Exercise goal →
An exact reproduction of the records is required, with all images left out.

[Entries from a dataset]
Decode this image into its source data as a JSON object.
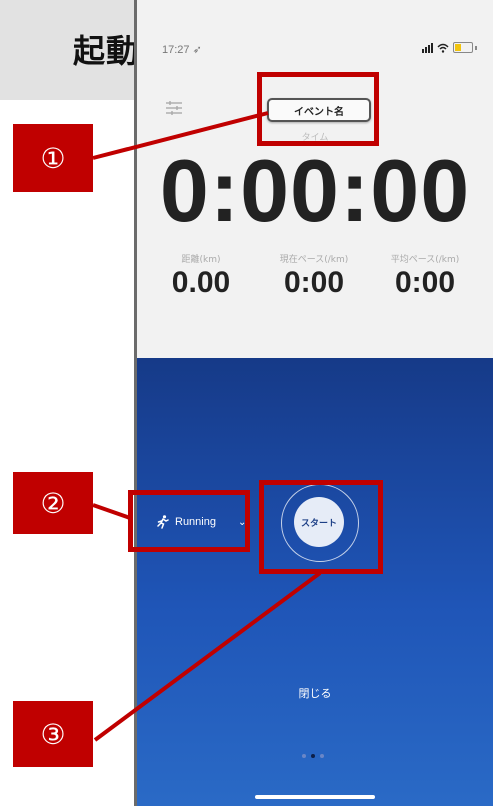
{
  "header": {
    "title": "起動"
  },
  "status_bar": {
    "time": "17:27 ➶"
  },
  "timer": {
    "event_name_label": "イベント名",
    "time_label": "タイム",
    "time_value": "0:00:00"
  },
  "metrics": [
    {
      "label": "距離(km)",
      "value": "0.00"
    },
    {
      "label": "現在ペース(/km)",
      "value": "0:00"
    },
    {
      "label": "平均ペース(/km)",
      "value": "0:00"
    }
  ],
  "controls": {
    "activity_label": "Running",
    "start_label": "スタート",
    "close_label": "閉じる"
  },
  "page_indicator": {
    "count": 3,
    "active": 1
  },
  "callouts": [
    "①",
    "②",
    "③"
  ],
  "colors": {
    "annotation": "#c00000",
    "panel": "#1f55b7"
  }
}
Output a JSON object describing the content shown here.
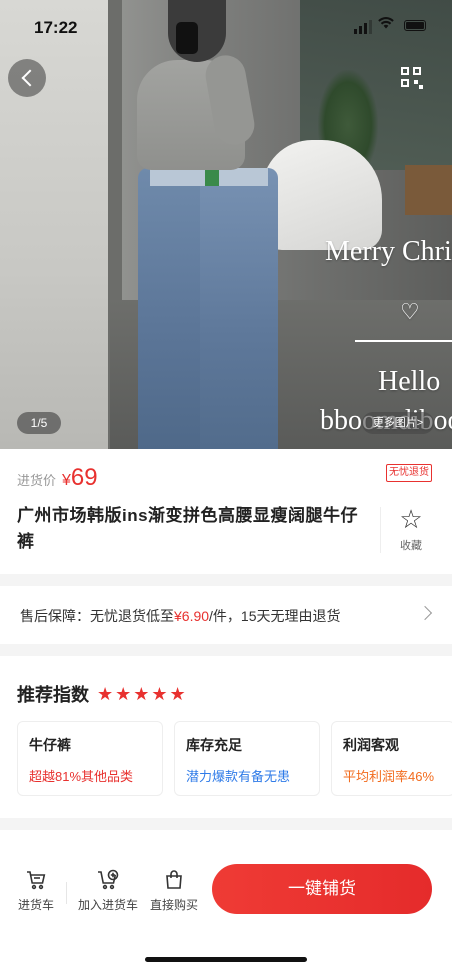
{
  "status_bar": {
    "time": "17:22"
  },
  "hero": {
    "image_counter": "1/5",
    "more_images_label": "更多图片>",
    "overlay_lines": [
      "Merry Chris",
      "♡",
      "Hello",
      "bboomdiboo"
    ]
  },
  "product": {
    "price_label": "进货价",
    "currency": "¥",
    "price": "69",
    "return_badge": "无忧退货",
    "title": "广州市场韩版ins渐变拼色高腰显瘦阔腿牛仔裤",
    "favorite_label": "收藏"
  },
  "after_sales": {
    "prefix": "售后保障：无忧退货低至",
    "amount": "¥6.90",
    "suffix": "/件，15天无理由退货"
  },
  "recommendation": {
    "title": "推荐指数",
    "stars": 5,
    "stars_text": "★★★★★",
    "cards": [
      {
        "title": "牛仔裤",
        "subtitle": "超越81%其他品类"
      },
      {
        "title": "库存充足",
        "subtitle": "潜力爆款有备无患"
      },
      {
        "title": "利润客观",
        "subtitle": "平均利润率46%"
      }
    ]
  },
  "bottom_bar": {
    "cart_label": "进货车",
    "add_to_cart_label": "加入进货车",
    "buy_now_label": "直接购买",
    "cta_label": "一键铺货"
  },
  "colors": {
    "accent_red": "#e8312f",
    "blue": "#2f7be8",
    "orange": "#f26b1d"
  }
}
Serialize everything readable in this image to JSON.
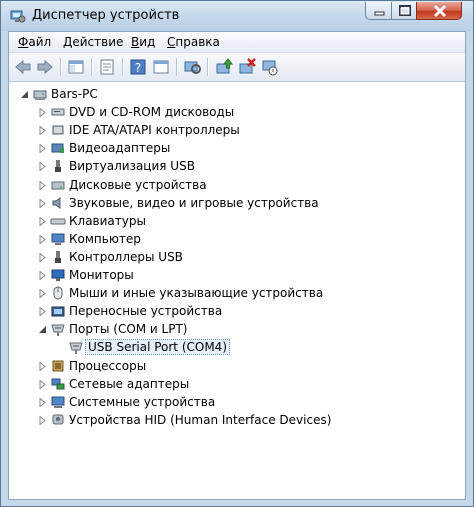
{
  "window": {
    "title": "Диспетчер устройств"
  },
  "menu": [
    {
      "label": "Файл",
      "accel": "Ф",
      "rest": "айл"
    },
    {
      "label": "Действие",
      "accel": "Д",
      "rest": "ействие"
    },
    {
      "label": "Вид",
      "accel": "В",
      "rest": "ид"
    },
    {
      "label": "Справка",
      "accel": "С",
      "rest": "правка"
    }
  ],
  "toolbar": [
    "back-icon",
    "forward-icon",
    "show-hide-console-tree-icon",
    "properties-icon",
    "help-icon",
    "scan-hardware-icon",
    "update-driver-icon",
    "uninstall-icon",
    "disable-icon"
  ],
  "tree": {
    "root": "Bars-PC",
    "categories": [
      {
        "label": "DVD и CD-ROM дисководы",
        "icon": "dvd-drive-icon"
      },
      {
        "label": "IDE ATA/ATAPI контроллеры",
        "icon": "ide-controller-icon"
      },
      {
        "label": "Видеоадаптеры",
        "icon": "display-adapter-icon"
      },
      {
        "label": "Виртуализация USB",
        "icon": "usb-virtualization-icon"
      },
      {
        "label": "Дисковые устройства",
        "icon": "disk-drive-icon"
      },
      {
        "label": "Звуковые, видео и игровые устройства",
        "icon": "sound-icon"
      },
      {
        "label": "Клавиатуры",
        "icon": "keyboard-icon"
      },
      {
        "label": "Компьютер",
        "icon": "computer-icon"
      },
      {
        "label": "Контроллеры USB",
        "icon": "usb-controller-icon"
      },
      {
        "label": "Мониторы",
        "icon": "monitor-icon"
      },
      {
        "label": "Мыши и иные указывающие устройства",
        "icon": "mouse-icon"
      },
      {
        "label": "Переносные устройства",
        "icon": "portable-device-icon"
      },
      {
        "label": "Порты (COM и LPT)",
        "icon": "port-icon",
        "expanded": true,
        "children": [
          {
            "label": "USB Serial Port (COM4)",
            "icon": "port-icon",
            "selected": true
          }
        ]
      },
      {
        "label": "Процессоры",
        "icon": "processor-icon"
      },
      {
        "label": "Сетевые адаптеры",
        "icon": "network-adapter-icon"
      },
      {
        "label": "Системные устройства",
        "icon": "system-device-icon"
      },
      {
        "label": "Устройства HID (Human Interface Devices)",
        "icon": "hid-icon"
      }
    ]
  }
}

Exercise result →
Decode this image into its source data as a JSON object.
{
  "header": {
    "title": "起動"
  },
  "status_bar": {
    "time": "17:27 ➶"
  },
  "timer": {
    "event_name_label": "イベント名",
    "time_label": "タイム",
    "time_value": "0:00:00"
  },
  "metrics": [
    {
      "label": "距離(km)",
      "value": "0.00"
    },
    {
      "label": "現在ペース(/km)",
      "value": "0:00"
    },
    {
      "label": "平均ペース(/km)",
      "value": "0:00"
    }
  ],
  "controls": {
    "activity_label": "Running",
    "start_label": "スタート",
    "close_label": "閉じる"
  },
  "page_indicator": {
    "count": 3,
    "active": 1
  },
  "callouts": [
    "①",
    "②",
    "③"
  ],
  "colors": {
    "annotation": "#c00000",
    "panel": "#1f55b7"
  }
}
Output a JSON object describing the content shown here.
{
  "status_bar": {
    "time": "17:22"
  },
  "hero": {
    "image_counter": "1/5",
    "more_images_label": "更多图片>",
    "overlay_lines": [
      "Merry Chris",
      "♡",
      "Hello",
      "bboomdiboo"
    ]
  },
  "product": {
    "price_label": "进货价",
    "currency": "¥",
    "price": "69",
    "return_badge": "无忧退货",
    "title": "广州市场韩版ins渐变拼色高腰显瘦阔腿牛仔裤",
    "favorite_label": "收藏"
  },
  "after_sales": {
    "prefix": "售后保障：无忧退货低至",
    "amount": "¥6.90",
    "suffix": "/件，15天无理由退货"
  },
  "recommendation": {
    "title": "推荐指数",
    "stars": 5,
    "stars_text": "★★★★★",
    "cards": [
      {
        "title": "牛仔裤",
        "subtitle": "超越81%其他品类"
      },
      {
        "title": "库存充足",
        "subtitle": "潜力爆款有备无患"
      },
      {
        "title": "利润客观",
        "subtitle": "平均利润率46%"
      }
    ]
  },
  "bottom_bar": {
    "cart_label": "进货车",
    "add_to_cart_label": "加入进货车",
    "buy_now_label": "直接购买",
    "cta_label": "一键铺货"
  },
  "colors": {
    "accent_red": "#e8312f",
    "blue": "#2f7be8",
    "orange": "#f26b1d"
  }
}
Serialize everything readable in this image to JSON.
{
  "window": {
    "title": "Диспетчер устройств"
  },
  "menu": [
    {
      "label": "Файл",
      "accel": "Ф",
      "rest": "айл"
    },
    {
      "label": "Действие",
      "accel": "Д",
      "rest": "ействие"
    },
    {
      "label": "Вид",
      "accel": "В",
      "rest": "ид"
    },
    {
      "label": "Справка",
      "accel": "С",
      "rest": "правка"
    }
  ],
  "toolbar": [
    "back-icon",
    "forward-icon",
    "show-hide-console-tree-icon",
    "properties-icon",
    "help-icon",
    "scan-hardware-icon",
    "update-driver-icon",
    "uninstall-icon",
    "disable-icon"
  ],
  "tree": {
    "root": "Bars-PC",
    "categories": [
      {
        "label": "DVD и CD-ROM дисководы",
        "icon": "dvd-drive-icon"
      },
      {
        "label": "IDE ATA/ATAPI контроллеры",
        "icon": "ide-controller-icon"
      },
      {
        "label": "Видеоадаптеры",
        "icon": "display-adapter-icon"
      },
      {
        "label": "Виртуализация USB",
        "icon": "usb-virtualization-icon"
      },
      {
        "label": "Дисковые устройства",
        "icon": "disk-drive-icon"
      },
      {
        "label": "Звуковые, видео и игровые устройства",
        "icon": "sound-icon"
      },
      {
        "label": "Клавиатуры",
        "icon": "keyboard-icon"
      },
      {
        "label": "Компьютер",
        "icon": "computer-icon"
      },
      {
        "label": "Контроллеры USB",
        "icon": "usb-controller-icon"
      },
      {
        "label": "Мониторы",
        "icon": "monitor-icon"
      },
      {
        "label": "Мыши и иные указывающие устройства",
        "icon": "mouse-icon"
      },
      {
        "label": "Переносные устройства",
        "icon": "portable-device-icon"
      },
      {
        "label": "Порты (COM и LPT)",
        "icon": "port-icon",
        "expanded": true,
        "children": [
          {
            "label": "USB Serial Port (COM4)",
            "icon": "port-icon",
            "selected": true
          }
        ]
      },
      {
        "label": "Процессоры",
        "icon": "processor-icon"
      },
      {
        "label": "Сетевые адаптеры",
        "icon": "network-adapter-icon"
      },
      {
        "label": "Системные устройства",
        "icon": "system-device-icon"
      },
      {
        "label": "Устройства HID (Human Interface Devices)",
        "icon": "hid-icon"
      }
    ]
  }
}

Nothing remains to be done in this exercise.